>> Begin

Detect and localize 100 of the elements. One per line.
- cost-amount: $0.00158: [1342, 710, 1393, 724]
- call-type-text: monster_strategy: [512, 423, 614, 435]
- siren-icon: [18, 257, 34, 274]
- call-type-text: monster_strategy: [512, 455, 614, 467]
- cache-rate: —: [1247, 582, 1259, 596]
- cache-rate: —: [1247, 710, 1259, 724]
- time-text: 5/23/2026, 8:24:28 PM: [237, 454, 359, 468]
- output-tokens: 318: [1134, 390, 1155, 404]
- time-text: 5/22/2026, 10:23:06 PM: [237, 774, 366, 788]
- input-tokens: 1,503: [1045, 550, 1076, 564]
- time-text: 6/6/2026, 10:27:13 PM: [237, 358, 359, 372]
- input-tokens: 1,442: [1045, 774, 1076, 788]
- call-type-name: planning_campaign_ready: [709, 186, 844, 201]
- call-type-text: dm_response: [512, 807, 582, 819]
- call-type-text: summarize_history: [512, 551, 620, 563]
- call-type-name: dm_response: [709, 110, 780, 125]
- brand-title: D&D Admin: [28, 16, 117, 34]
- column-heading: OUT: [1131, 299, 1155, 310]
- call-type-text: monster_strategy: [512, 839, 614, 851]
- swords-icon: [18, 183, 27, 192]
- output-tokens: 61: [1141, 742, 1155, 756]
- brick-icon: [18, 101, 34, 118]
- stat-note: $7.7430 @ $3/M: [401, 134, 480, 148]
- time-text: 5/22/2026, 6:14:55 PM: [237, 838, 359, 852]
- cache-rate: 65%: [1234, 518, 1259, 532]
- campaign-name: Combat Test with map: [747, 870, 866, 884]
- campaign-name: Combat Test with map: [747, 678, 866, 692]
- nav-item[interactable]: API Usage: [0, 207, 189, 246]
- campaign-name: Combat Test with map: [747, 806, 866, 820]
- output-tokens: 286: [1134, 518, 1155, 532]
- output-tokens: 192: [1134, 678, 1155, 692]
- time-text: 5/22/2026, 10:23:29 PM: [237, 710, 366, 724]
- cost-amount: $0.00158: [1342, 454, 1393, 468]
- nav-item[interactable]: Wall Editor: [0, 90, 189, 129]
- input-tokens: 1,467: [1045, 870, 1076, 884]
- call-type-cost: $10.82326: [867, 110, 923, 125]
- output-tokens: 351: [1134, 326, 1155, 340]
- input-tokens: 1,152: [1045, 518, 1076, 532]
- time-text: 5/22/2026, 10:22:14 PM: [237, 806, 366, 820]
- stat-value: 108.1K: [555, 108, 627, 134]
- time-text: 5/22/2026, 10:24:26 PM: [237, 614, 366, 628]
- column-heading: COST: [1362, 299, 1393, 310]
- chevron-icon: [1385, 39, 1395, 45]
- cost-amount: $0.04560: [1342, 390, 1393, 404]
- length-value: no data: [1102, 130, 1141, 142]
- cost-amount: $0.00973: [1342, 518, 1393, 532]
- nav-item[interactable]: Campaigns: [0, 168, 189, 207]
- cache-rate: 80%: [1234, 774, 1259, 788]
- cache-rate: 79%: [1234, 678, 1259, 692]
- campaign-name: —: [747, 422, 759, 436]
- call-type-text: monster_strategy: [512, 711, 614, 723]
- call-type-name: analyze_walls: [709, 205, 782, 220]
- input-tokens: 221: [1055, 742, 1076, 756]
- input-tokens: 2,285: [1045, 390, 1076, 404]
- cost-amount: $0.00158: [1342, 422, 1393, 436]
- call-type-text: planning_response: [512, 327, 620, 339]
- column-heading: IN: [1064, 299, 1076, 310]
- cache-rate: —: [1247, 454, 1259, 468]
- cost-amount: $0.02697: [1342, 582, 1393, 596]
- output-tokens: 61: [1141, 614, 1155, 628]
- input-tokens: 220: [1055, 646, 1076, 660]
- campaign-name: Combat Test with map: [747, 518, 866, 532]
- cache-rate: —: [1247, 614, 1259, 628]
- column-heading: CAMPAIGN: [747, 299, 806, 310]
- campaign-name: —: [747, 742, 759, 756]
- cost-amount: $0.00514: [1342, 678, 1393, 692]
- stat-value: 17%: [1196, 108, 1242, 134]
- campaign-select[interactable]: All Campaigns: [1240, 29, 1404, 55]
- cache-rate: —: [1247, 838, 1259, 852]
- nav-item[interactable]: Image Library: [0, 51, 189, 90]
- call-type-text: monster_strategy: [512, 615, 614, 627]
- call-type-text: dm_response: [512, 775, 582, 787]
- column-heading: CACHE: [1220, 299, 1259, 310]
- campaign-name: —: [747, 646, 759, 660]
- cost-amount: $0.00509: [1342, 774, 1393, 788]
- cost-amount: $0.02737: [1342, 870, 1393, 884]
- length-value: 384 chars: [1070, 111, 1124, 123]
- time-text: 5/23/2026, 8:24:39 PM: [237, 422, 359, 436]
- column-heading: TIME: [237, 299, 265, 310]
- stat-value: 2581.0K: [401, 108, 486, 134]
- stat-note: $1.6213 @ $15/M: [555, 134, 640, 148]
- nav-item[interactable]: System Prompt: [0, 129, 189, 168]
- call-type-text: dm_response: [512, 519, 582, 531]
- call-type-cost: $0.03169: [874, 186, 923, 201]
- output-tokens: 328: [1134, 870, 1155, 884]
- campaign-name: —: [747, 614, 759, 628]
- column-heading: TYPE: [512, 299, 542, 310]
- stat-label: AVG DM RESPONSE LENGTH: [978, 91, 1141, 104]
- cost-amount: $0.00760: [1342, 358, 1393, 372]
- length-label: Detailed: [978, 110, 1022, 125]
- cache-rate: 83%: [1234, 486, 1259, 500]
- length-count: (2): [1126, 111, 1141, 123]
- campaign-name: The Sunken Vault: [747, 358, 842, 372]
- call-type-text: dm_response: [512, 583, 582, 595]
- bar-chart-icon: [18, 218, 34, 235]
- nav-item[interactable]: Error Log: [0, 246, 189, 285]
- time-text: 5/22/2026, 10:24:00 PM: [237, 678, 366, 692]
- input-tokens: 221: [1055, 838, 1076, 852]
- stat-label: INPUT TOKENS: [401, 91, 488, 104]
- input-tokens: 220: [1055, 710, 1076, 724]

>> End

WHAT IS ASKED | Rewrite the listing above, replacing "monster_strategy" with "monster_tactics" everywhere and keeping everything else the same.

RESPONSE BELOW |
Detect and localize 100 of the elements. One per line.
- cost-amount: $0.00158: [1342, 710, 1393, 724]
- call-type-text: monster_tactics: [512, 423, 614, 435]
- siren-icon: [18, 257, 34, 274]
- call-type-text: monster_tactics: [512, 455, 614, 467]
- cache-rate: —: [1247, 582, 1259, 596]
- cache-rate: —: [1247, 710, 1259, 724]
- time-text: 5/23/2026, 8:24:28 PM: [237, 454, 359, 468]
- output-tokens: 318: [1134, 390, 1155, 404]
- time-text: 5/22/2026, 10:23:06 PM: [237, 774, 366, 788]
- input-tokens: 1,503: [1045, 550, 1076, 564]
- time-text: 6/6/2026, 10:27:13 PM: [237, 358, 359, 372]
- input-tokens: 1,442: [1045, 774, 1076, 788]
- call-type-name: planning_campaign_ready: [709, 186, 844, 201]
- call-type-text: dm_response: [512, 807, 582, 819]
- call-type-text: summarize_history: [512, 551, 620, 563]
- call-type-name: dm_response: [709, 110, 780, 125]
- brand-title: D&D Admin: [28, 16, 117, 34]
- column-heading: OUT: [1131, 299, 1155, 310]
- call-type-text: monster_tactics: [512, 839, 614, 851]
- swords-icon: [18, 183, 27, 192]
- output-tokens: 61: [1141, 742, 1155, 756]
- brick-icon: [18, 101, 34, 118]
- stat-note: $7.7430 @ $3/M: [401, 134, 480, 148]
- time-text: 5/22/2026, 6:14:55 PM: [237, 838, 359, 852]
- cache-rate: 65%: [1234, 518, 1259, 532]
- campaign-name: Combat Test with map: [747, 870, 866, 884]
- campaign-name: Combat Test with map: [747, 678, 866, 692]
- nav-item[interactable]: API Usage: [0, 207, 189, 246]
- campaign-name: Combat Test with map: [747, 806, 866, 820]
- output-tokens: 286: [1134, 518, 1155, 532]
- output-tokens: 192: [1134, 678, 1155, 692]
- time-text: 5/22/2026, 10:23:29 PM: [237, 710, 366, 724]
- cost-amount: $0.00158: [1342, 454, 1393, 468]
- nav-item[interactable]: Wall Editor: [0, 90, 189, 129]
- input-tokens: 1,467: [1045, 870, 1076, 884]
- call-type-cost: $10.82326: [867, 110, 923, 125]
- output-tokens: 351: [1134, 326, 1155, 340]
- input-tokens: 1,152: [1045, 518, 1076, 532]
- time-text: 5/22/2026, 10:22:14 PM: [237, 806, 366, 820]
- stat-value: 108.1K: [555, 108, 627, 134]
- time-text: 5/22/2026, 10:24:26 PM: [237, 614, 366, 628]
- column-heading: COST: [1362, 299, 1393, 310]
- chevron-icon: [1385, 39, 1395, 45]
- cost-amount: $0.04560: [1342, 390, 1393, 404]
- length-value: no data: [1102, 130, 1141, 142]
- cost-amount: $0.00973: [1342, 518, 1393, 532]
- nav-item[interactable]: Campaigns: [0, 168, 189, 207]
- cache-rate: 80%: [1234, 774, 1259, 788]
- cache-rate: 79%: [1234, 678, 1259, 692]
- campaign-name: —: [747, 422, 759, 436]
- call-type-text: monster_tactics: [512, 711, 614, 723]
- call-type-name: analyze_walls: [709, 205, 782, 220]
- input-tokens: 221: [1055, 742, 1076, 756]
- input-tokens: 2,285: [1045, 390, 1076, 404]
- cost-amount: $0.00158: [1342, 422, 1393, 436]
- call-type-text: planning_response: [512, 327, 620, 339]
- column-heading: IN: [1064, 299, 1076, 310]
- cache-rate: —: [1247, 454, 1259, 468]
- cost-amount: $0.02697: [1342, 582, 1393, 596]
- output-tokens: 61: [1141, 614, 1155, 628]
- input-tokens: 220: [1055, 646, 1076, 660]
- campaign-name: Combat Test with map: [747, 518, 866, 532]
- cache-rate: —: [1247, 614, 1259, 628]
- column-heading: CAMPAIGN: [747, 299, 806, 310]
- campaign-name: —: [747, 742, 759, 756]
- cost-amount: $0.00514: [1342, 678, 1393, 692]
- stat-value: 17%: [1196, 108, 1242, 134]
- campaign-select[interactable]: All Campaigns: [1240, 29, 1404, 55]
- cache-rate: —: [1247, 838, 1259, 852]
- nav-item[interactable]: Image Library: [0, 51, 189, 90]
- call-type-text: monster_tactics: [512, 615, 614, 627]
- call-type-text: dm_response: [512, 775, 582, 787]
- column-heading: CACHE: [1220, 299, 1259, 310]
- campaign-name: —: [747, 646, 759, 660]
- cost-amount: $0.00509: [1342, 774, 1393, 788]
- cost-amount: $0.02737: [1342, 870, 1393, 884]
- length-value: 384 chars: [1070, 111, 1124, 123]
- time-text: 5/23/2026, 8:24:39 PM: [237, 422, 359, 436]
- column-heading: TIME: [237, 299, 265, 310]
- stat-value: 2581.0K: [401, 108, 486, 134]
- stat-note: $1.6213 @ $15/M: [555, 134, 640, 148]
- nav-item[interactable]: System Prompt: [0, 129, 189, 168]
- call-type-text: dm_response: [512, 519, 582, 531]
- call-type-cost: $0.03169: [874, 186, 923, 201]
- output-tokens: 328: [1134, 870, 1155, 884]
- campaign-name: —: [747, 614, 759, 628]
- column-heading: TYPE: [512, 299, 542, 310]
- stat-label: AVG DM RESPONSE LENGTH: [978, 91, 1141, 104]
- cost-amount: $0.00760: [1342, 358, 1393, 372]
- length-label: Detailed: [978, 110, 1022, 125]
- cache-rate: 83%: [1234, 486, 1259, 500]
- length-count: (2): [1126, 111, 1141, 123]
- campaign-name: The Sunken Vault: [747, 358, 842, 372]
- call-type-text: dm_response: [512, 583, 582, 595]
- bar-chart-icon: [18, 218, 34, 235]
- nav-item[interactable]: Error Log: [0, 246, 189, 285]
- time-text: 5/22/2026, 10:24:00 PM: [237, 678, 366, 692]
- input-tokens: 221: [1055, 838, 1076, 852]
- stat-label: INPUT TOKENS: [401, 91, 488, 104]
- input-tokens: 220: [1055, 710, 1076, 724]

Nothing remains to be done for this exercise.